[Collected data]
..............................

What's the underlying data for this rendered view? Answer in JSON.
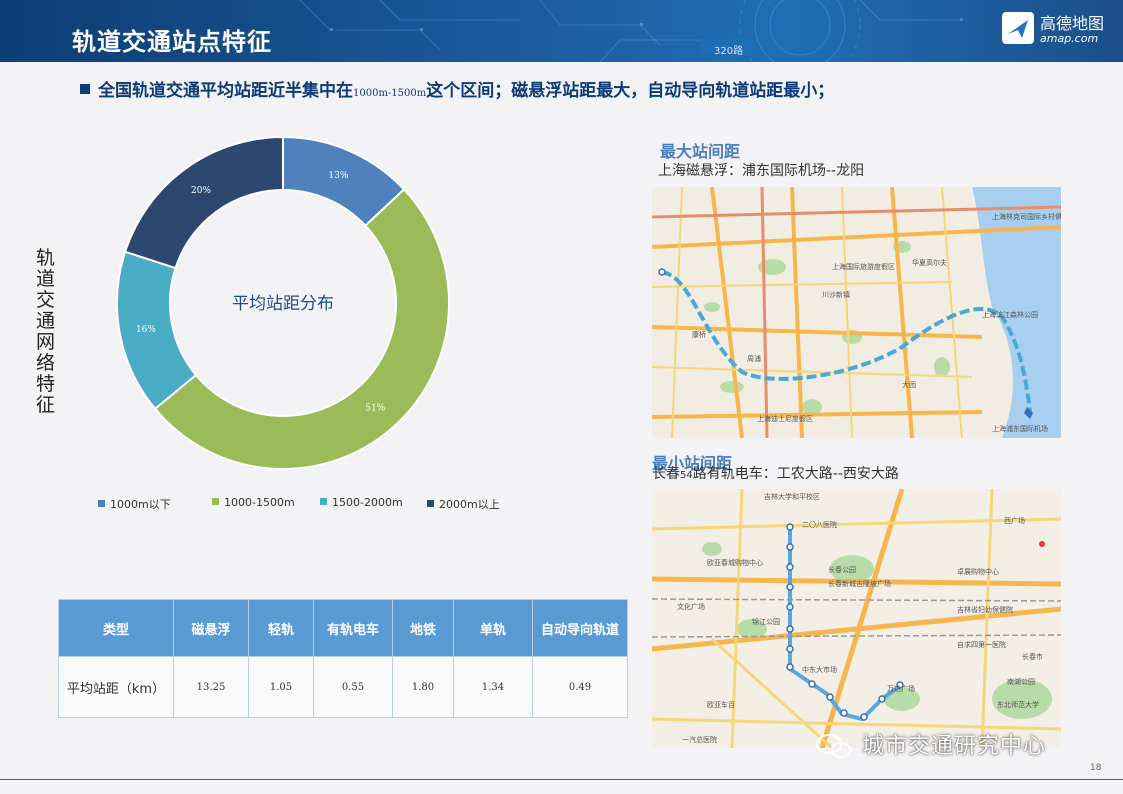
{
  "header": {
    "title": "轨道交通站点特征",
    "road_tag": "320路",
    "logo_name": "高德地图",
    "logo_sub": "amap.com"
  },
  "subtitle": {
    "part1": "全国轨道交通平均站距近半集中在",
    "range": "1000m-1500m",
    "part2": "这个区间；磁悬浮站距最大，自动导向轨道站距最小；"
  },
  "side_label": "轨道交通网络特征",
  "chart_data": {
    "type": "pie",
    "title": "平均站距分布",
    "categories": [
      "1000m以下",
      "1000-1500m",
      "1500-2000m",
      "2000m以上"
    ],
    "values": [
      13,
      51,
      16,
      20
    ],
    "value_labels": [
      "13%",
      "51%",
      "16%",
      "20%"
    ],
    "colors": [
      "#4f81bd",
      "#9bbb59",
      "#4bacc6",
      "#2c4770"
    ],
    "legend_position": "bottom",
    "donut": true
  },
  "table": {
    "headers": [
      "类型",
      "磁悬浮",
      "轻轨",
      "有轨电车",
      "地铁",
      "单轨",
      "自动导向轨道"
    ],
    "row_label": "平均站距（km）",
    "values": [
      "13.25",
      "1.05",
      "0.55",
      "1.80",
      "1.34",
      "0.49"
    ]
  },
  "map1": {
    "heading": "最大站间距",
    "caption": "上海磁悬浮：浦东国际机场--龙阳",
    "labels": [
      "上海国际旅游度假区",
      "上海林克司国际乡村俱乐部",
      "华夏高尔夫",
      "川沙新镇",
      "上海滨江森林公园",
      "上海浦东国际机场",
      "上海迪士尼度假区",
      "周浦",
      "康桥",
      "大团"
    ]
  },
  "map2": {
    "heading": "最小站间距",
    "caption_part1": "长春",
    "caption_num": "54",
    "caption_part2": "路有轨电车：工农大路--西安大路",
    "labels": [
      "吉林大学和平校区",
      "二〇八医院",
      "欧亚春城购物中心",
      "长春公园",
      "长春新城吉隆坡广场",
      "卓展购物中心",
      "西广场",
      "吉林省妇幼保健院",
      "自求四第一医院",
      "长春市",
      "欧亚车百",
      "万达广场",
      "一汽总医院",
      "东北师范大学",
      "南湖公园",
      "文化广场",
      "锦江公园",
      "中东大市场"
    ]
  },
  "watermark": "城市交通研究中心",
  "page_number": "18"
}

..............................

Exercise details> All the lines above are to be reproduced exactly, except the pictures.

Response below>
What's the underlying data for this rendered view? Answer in JSON.
{
  "header": {
    "title": "轨道交通站点特征",
    "road_tag": "320路",
    "logo_name": "高德地图",
    "logo_sub": "amap.com"
  },
  "subtitle": {
    "part1": "全国轨道交通平均站距近半集中在",
    "range": "1000m-1500m",
    "part2": "这个区间；磁悬浮站距最大，自动导向轨道站距最小；"
  },
  "side_label": "轨道交通网络特征",
  "chart_data": {
    "type": "pie",
    "title": "平均站距分布",
    "categories": [
      "1000m以下",
      "1000-1500m",
      "1500-2000m",
      "2000m以上"
    ],
    "values": [
      13,
      51,
      16,
      20
    ],
    "value_labels": [
      "13%",
      "51%",
      "16%",
      "20%"
    ],
    "colors": [
      "#4f81bd",
      "#9bbb59",
      "#4bacc6",
      "#2c4770"
    ],
    "legend_position": "bottom",
    "donut": true
  },
  "table": {
    "headers": [
      "类型",
      "磁悬浮",
      "轻轨",
      "有轨电车",
      "地铁",
      "单轨",
      "自动导向轨道"
    ],
    "row_label": "平均站距（km）",
    "values": [
      "13.25",
      "1.05",
      "0.55",
      "1.80",
      "1.34",
      "0.49"
    ]
  },
  "map1": {
    "heading": "最大站间距",
    "caption": "上海磁悬浮：浦东国际机场--龙阳",
    "labels": [
      "上海国际旅游度假区",
      "上海林克司国际乡村俱乐部",
      "华夏高尔夫",
      "川沙新镇",
      "上海滨江森林公园",
      "上海浦东国际机场",
      "上海迪士尼度假区",
      "周浦",
      "康桥",
      "大团"
    ]
  },
  "map2": {
    "heading": "最小站间距",
    "caption_part1": "长春",
    "caption_num": "54",
    "caption_part2": "路有轨电车：工农大路--西安大路",
    "labels": [
      "吉林大学和平校区",
      "二〇八医院",
      "欧亚春城购物中心",
      "长春公园",
      "长春新城吉隆坡广场",
      "卓展购物中心",
      "西广场",
      "吉林省妇幼保健院",
      "自求四第一医院",
      "长春市",
      "欧亚车百",
      "万达广场",
      "一汽总医院",
      "东北师范大学",
      "南湖公园",
      "文化广场",
      "锦江公园",
      "中东大市场"
    ]
  },
  "watermark": "城市交通研究中心",
  "page_number": "18"
}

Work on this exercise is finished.